[Stored records]
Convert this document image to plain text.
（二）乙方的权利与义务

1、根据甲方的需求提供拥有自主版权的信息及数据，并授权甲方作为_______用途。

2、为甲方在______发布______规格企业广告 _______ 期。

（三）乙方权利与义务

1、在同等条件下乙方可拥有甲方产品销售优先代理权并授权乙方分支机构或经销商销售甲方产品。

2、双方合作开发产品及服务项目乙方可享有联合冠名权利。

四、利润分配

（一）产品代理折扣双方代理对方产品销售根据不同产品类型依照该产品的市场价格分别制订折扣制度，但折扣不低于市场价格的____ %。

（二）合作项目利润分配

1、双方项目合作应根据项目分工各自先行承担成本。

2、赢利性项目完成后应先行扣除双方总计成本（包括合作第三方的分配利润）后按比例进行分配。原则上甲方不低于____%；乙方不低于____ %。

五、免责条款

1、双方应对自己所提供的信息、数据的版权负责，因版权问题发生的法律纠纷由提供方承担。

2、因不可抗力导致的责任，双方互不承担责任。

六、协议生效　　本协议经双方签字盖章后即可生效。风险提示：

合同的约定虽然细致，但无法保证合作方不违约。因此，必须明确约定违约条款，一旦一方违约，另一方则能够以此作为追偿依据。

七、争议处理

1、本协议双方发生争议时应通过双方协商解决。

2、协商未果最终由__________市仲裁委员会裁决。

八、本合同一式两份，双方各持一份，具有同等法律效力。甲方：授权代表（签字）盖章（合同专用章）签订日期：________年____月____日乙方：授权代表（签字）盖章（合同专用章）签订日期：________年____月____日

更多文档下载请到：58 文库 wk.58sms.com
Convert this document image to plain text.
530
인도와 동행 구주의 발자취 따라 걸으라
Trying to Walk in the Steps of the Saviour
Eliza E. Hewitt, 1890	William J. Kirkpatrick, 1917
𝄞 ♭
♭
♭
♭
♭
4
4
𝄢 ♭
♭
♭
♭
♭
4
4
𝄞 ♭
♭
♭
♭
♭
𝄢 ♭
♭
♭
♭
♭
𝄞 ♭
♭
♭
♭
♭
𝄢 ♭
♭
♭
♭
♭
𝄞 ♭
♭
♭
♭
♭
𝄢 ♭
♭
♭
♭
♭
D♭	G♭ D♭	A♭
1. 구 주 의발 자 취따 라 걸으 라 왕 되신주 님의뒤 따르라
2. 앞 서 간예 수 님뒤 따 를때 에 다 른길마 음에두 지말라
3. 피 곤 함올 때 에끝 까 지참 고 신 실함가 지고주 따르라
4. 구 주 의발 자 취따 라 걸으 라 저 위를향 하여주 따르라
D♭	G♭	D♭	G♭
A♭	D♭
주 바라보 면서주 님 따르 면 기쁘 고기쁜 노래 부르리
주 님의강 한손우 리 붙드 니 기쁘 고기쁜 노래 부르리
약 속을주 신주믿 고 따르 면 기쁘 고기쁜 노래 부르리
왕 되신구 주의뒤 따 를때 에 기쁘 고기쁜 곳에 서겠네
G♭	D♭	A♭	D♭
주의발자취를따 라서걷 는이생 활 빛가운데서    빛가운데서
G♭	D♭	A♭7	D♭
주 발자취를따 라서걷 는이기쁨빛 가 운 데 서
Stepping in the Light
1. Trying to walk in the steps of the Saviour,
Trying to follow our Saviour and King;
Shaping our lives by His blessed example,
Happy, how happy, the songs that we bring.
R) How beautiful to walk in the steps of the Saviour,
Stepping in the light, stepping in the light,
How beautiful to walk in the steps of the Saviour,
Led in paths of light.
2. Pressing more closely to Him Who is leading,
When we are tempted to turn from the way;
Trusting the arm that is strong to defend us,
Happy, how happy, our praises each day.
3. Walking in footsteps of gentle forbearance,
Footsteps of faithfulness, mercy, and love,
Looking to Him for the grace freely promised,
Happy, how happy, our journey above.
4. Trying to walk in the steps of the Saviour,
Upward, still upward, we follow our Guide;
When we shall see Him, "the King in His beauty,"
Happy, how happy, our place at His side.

■ **Set problem**: Print the material above once more, exactly.

■ **Result below**:
Convert this document image to plain text.
（二）乙方的权利与义务

1、根据甲方的需求提供拥有自主版权的信息及数据，并授权甲方作为_______用途。

2、为甲方在______发布______规格企业广告 _______ 期。

（三）乙方权利与义务

1、在同等条件下乙方可拥有甲方产品销售优先代理权并授权乙方分支机构或经销商销售甲方产品。

2、双方合作开发产品及服务项目乙方可享有联合冠名权利。

四、利润分配

（一）产品代理折扣双方代理对方产品销售根据不同产品类型依照该产品的市场价格分别制订折扣制度，但折扣不低于市场价格的____ %。

（二）合作项目利润分配

1、双方项目合作应根据项目分工各自先行承担成本。

2、赢利性项目完成后应先行扣除双方总计成本（包括合作第三方的分配利润）后按比例进行分配。原则上甲方不低于____%；乙方不低于____ %。

五、免责条款

1、双方应对自己所提供的信息、数据的版权负责，因版权问题发生的法律纠纷由提供方承担。

2、因不可抗力导致的责任，双方互不承担责任。

六、协议生效　　本协议经双方签字盖章后即可生效。风险提示：

合同的约定虽然细致，但无法保证合作方不违约。因此，必须明确约定违约条款，一旦一方违约，另一方则能够以此作为追偿依据。

七、争议处理

1、本协议双方发生争议时应通过双方协商解决。

2、协商未果最终由__________市仲裁委员会裁决。

八、本合同一式两份，双方各持一份，具有同等法律效力。甲方：授权代表（签字）盖章（合同专用章）签订日期：________年____月____日乙方：授权代表（签字）盖章（合同专用章）签订日期：________年____月____日

更多文档下载请到：58 文库 wk.58sms.com
Convert this document image to plain text.
530
인도와 동행 구주의 발자취 따라 걸으라
Trying to Walk in the Steps of the Saviour
Eliza E. Hewitt, 1890	William J. Kirkpatrick, 1917
𝄞 ♭
♭
♭
♭
♭
4
4
𝄢 ♭
♭
♭
♭
♭
4
4
𝄞 ♭
♭
♭
♭
♭
𝄢 ♭
♭
♭
♭
♭
𝄞 ♭
♭
♭
♭
♭
𝄢 ♭
♭
♭
♭
♭
𝄞 ♭
♭
♭
♭
♭
𝄢 ♭
♭
♭
♭
♭
D♭	G♭ D♭	A♭
1. 구 주 의발 자 취따 라 걸으 라 왕 되신주 님의뒤 따르라
2. 앞 서 간예 수 님뒤 따 를때 에 다 른길마 음에두 지말라
3. 피 곤 함올 때 에끝 까 지참 고 신 실함가 지고주 따르라
4. 구 주 의발 자 취따 라 걸으 라 저 위를향 하여주 따르라
D♭	G♭	D♭	G♭
A♭	D♭
주 바라보 면서주 님 따르 면 기쁘 고기쁜 노래 부르리
주 님의강 한손우 리 붙드 니 기쁘 고기쁜 노래 부르리
약 속을주 신주믿 고 따르 면 기쁘 고기쁜 노래 부르리
왕 되신구 주의뒤 따 를때 에 기쁘 고기쁜 곳에 서겠네
G♭	D♭	A♭	D♭
주의발자취를따 라서걷 는이생 활 빛가운데서    빛가운데서
G♭	D♭	A♭7	D♭
주 발자취를따 라서걷 는이기쁨빛 가 운 데 서
Stepping in the Light
1. Trying to walk in the steps of the Saviour,
Trying to follow our Saviour and King;
Shaping our lives by His blessed example,
Happy, how happy, the songs that we bring.
R) How beautiful to walk in the steps of the Saviour,
Stepping in the light, stepping in the light,
How beautiful to walk in the steps of the Saviour,
Led in paths of light.
2. Pressing more closely to Him Who is leading,
When we are tempted to turn from the way;
Trusting the arm that is strong to defend us,
Happy, how happy, our praises each day.
3. Walking in footsteps of gentle forbearance,
Footsteps of faithfulness, mercy, and love,
Looking to Him for the grace freely promised,
Happy, how happy, our journey above.
4. Trying to walk in the steps of the Saviour,
Upward, still upward, we follow our Guide;
When we shall see Him, "the King in His beauty,"
Happy, how happy, our place at His side.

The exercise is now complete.